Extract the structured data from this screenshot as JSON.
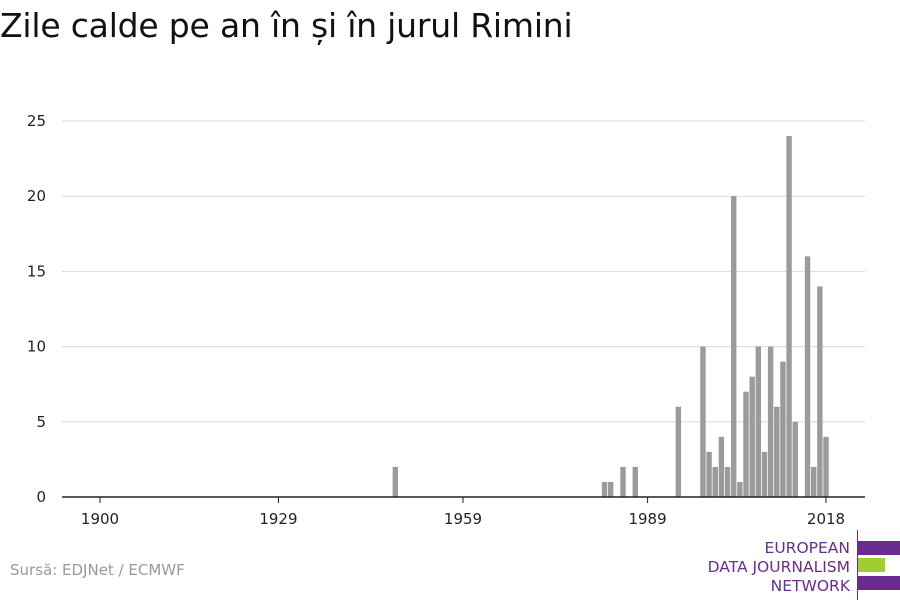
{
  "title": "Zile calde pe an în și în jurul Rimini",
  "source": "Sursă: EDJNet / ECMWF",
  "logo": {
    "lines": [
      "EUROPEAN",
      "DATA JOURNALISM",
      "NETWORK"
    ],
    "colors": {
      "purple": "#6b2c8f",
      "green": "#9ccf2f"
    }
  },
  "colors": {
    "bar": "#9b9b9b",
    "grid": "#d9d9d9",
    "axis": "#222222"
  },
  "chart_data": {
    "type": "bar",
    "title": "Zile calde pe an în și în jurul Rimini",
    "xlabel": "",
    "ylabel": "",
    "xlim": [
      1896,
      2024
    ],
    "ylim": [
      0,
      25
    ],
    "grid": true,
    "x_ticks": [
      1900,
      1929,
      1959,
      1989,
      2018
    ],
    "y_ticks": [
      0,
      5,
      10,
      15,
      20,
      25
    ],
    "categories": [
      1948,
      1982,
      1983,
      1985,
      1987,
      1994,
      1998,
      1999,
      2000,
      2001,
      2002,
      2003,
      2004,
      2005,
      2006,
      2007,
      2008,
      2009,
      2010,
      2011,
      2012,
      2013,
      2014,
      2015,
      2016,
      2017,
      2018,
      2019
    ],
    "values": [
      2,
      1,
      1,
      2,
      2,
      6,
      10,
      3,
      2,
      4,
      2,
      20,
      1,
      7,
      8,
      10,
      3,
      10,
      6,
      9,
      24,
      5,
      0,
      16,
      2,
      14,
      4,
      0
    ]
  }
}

__________________________________________________

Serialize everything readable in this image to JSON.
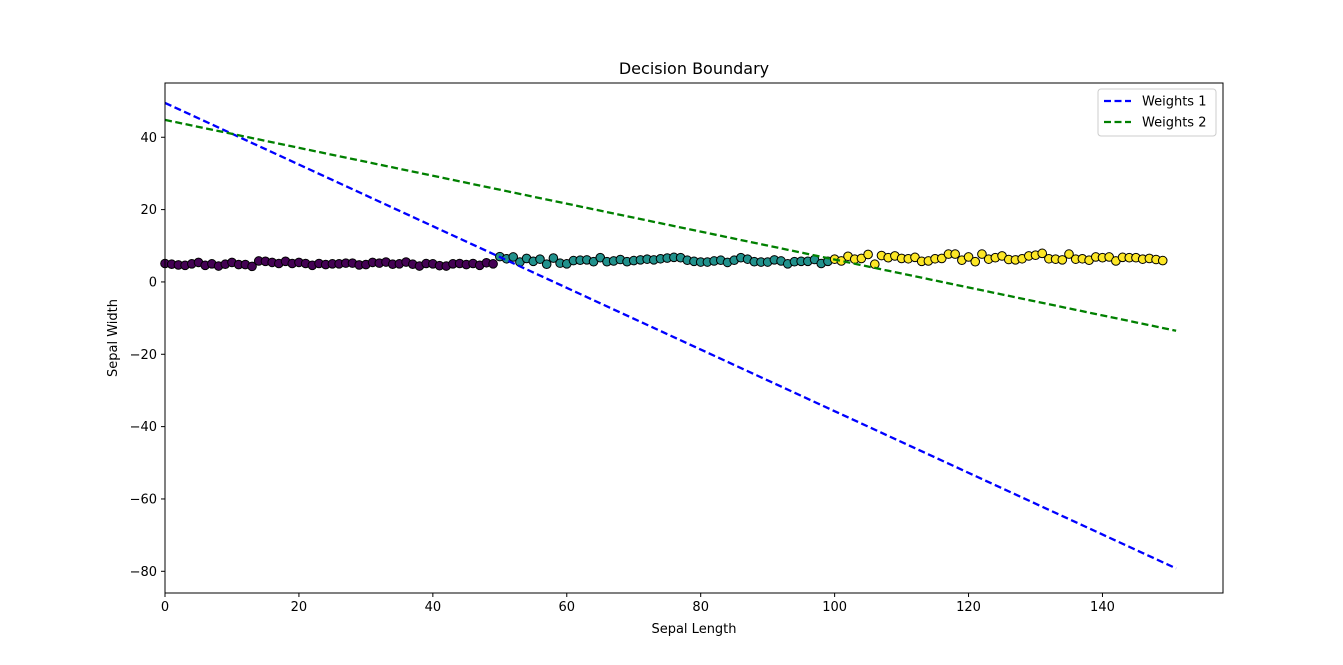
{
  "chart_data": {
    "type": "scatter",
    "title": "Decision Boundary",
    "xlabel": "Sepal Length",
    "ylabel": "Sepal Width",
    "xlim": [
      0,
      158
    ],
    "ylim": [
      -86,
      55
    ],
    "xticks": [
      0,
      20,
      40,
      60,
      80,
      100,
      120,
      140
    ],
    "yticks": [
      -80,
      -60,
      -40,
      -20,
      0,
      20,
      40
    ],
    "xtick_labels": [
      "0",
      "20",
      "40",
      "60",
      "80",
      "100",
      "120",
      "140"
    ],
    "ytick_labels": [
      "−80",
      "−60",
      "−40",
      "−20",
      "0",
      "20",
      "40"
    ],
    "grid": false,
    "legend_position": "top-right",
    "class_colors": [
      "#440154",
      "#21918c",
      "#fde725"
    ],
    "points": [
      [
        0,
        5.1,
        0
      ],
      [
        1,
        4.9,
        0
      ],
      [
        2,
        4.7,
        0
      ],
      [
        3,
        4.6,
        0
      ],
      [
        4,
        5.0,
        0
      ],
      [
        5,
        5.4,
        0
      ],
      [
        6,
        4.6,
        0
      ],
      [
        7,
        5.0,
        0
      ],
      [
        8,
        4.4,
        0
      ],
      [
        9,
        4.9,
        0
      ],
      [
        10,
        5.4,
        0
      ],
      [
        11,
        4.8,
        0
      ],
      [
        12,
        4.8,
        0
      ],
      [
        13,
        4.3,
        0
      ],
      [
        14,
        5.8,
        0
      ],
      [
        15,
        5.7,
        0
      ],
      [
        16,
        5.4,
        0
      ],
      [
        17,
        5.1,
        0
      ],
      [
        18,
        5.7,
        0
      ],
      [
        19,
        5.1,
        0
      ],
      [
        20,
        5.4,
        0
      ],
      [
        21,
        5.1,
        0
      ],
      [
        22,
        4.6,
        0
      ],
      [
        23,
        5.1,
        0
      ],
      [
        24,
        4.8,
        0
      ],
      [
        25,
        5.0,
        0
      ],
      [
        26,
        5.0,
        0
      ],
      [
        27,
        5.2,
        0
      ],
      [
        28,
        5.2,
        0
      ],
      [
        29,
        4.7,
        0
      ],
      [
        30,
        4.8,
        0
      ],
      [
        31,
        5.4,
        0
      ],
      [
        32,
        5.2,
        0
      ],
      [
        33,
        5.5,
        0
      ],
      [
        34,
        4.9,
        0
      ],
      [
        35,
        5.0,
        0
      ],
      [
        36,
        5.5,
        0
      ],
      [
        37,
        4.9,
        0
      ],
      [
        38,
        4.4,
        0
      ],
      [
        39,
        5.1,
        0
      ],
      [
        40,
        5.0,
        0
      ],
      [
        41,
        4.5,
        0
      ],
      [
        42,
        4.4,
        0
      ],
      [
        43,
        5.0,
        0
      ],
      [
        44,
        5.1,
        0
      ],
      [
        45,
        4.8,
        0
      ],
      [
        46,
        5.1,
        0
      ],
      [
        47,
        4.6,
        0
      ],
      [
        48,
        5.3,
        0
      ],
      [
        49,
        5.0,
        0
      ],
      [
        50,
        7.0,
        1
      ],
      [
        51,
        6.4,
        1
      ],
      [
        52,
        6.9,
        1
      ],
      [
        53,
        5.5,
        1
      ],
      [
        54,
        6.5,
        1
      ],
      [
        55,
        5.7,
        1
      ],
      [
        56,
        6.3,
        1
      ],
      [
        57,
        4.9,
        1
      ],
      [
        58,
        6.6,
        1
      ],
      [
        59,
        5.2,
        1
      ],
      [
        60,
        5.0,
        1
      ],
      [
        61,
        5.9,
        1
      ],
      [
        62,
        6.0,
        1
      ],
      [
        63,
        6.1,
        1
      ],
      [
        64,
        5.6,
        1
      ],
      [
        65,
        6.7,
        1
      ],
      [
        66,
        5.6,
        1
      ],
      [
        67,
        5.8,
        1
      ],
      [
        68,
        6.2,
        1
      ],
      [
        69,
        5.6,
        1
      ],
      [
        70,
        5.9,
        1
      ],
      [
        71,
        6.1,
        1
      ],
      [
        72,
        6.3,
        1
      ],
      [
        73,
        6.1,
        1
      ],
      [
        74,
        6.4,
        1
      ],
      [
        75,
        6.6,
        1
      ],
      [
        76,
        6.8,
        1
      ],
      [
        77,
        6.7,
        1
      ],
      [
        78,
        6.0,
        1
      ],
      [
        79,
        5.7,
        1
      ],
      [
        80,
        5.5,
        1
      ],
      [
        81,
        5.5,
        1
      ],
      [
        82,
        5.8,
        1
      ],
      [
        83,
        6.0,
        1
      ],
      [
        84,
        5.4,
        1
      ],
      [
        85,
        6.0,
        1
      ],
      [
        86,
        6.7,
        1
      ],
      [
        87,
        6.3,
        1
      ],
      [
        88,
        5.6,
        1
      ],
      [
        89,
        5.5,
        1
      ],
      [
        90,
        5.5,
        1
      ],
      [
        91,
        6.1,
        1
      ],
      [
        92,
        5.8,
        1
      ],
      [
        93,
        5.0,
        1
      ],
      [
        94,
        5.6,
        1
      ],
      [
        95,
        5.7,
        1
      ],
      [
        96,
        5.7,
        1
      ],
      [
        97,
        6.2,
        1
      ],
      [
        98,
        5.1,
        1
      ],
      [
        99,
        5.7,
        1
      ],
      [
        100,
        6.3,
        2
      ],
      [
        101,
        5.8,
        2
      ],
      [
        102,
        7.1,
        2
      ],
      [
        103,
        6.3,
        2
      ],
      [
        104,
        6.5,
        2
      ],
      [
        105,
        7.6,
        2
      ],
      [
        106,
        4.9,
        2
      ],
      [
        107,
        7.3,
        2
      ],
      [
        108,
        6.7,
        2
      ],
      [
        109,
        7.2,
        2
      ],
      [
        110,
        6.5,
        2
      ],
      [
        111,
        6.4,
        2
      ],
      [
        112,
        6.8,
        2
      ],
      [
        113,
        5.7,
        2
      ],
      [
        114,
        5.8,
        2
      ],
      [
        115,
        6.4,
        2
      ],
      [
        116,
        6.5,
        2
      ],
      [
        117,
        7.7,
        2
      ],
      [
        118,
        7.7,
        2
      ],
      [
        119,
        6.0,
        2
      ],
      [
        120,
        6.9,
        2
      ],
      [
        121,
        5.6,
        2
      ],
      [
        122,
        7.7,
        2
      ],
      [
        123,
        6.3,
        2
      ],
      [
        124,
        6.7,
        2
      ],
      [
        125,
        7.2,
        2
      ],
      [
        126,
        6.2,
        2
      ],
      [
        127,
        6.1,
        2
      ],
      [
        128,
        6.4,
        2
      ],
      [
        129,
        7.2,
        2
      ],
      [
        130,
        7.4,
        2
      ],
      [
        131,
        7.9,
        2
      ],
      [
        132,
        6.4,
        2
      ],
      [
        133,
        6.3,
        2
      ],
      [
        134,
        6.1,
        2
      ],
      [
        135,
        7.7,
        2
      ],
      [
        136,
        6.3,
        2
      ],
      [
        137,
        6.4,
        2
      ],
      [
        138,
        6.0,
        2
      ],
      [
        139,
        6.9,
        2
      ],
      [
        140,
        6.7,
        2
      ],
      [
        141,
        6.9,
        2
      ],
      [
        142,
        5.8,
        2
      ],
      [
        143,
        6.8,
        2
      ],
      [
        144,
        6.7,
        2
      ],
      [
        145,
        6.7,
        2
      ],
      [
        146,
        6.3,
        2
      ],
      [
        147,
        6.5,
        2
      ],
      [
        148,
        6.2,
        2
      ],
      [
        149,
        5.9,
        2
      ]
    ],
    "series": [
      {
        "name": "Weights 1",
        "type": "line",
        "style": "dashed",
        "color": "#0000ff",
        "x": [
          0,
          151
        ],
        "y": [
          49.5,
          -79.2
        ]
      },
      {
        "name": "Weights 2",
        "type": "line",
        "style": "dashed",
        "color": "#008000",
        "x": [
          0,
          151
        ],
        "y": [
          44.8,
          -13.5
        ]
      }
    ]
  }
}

__________________________________________________

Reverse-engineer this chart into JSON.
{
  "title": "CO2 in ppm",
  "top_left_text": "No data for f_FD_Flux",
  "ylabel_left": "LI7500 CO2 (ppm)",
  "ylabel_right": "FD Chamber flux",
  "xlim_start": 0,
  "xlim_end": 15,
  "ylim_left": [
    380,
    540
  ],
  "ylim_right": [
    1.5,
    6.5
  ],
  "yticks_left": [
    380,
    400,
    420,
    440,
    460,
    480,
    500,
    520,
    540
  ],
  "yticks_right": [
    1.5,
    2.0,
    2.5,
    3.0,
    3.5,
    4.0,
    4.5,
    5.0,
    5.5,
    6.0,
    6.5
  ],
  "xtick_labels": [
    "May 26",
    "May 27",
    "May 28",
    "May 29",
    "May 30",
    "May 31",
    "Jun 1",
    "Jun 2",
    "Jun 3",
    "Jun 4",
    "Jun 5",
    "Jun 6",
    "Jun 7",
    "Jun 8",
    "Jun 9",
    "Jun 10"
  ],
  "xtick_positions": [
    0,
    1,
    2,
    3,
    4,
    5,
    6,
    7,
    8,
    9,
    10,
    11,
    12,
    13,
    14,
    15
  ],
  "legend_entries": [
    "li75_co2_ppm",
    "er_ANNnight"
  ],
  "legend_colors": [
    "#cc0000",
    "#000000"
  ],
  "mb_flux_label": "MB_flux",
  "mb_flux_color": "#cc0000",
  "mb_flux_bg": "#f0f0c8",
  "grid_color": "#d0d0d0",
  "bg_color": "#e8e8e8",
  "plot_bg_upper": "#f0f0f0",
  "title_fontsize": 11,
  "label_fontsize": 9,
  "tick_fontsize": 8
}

__________________________________________________

What the task requires:
Return only the number of lines in the preceding records that contain the string "this".

Solved problem:
3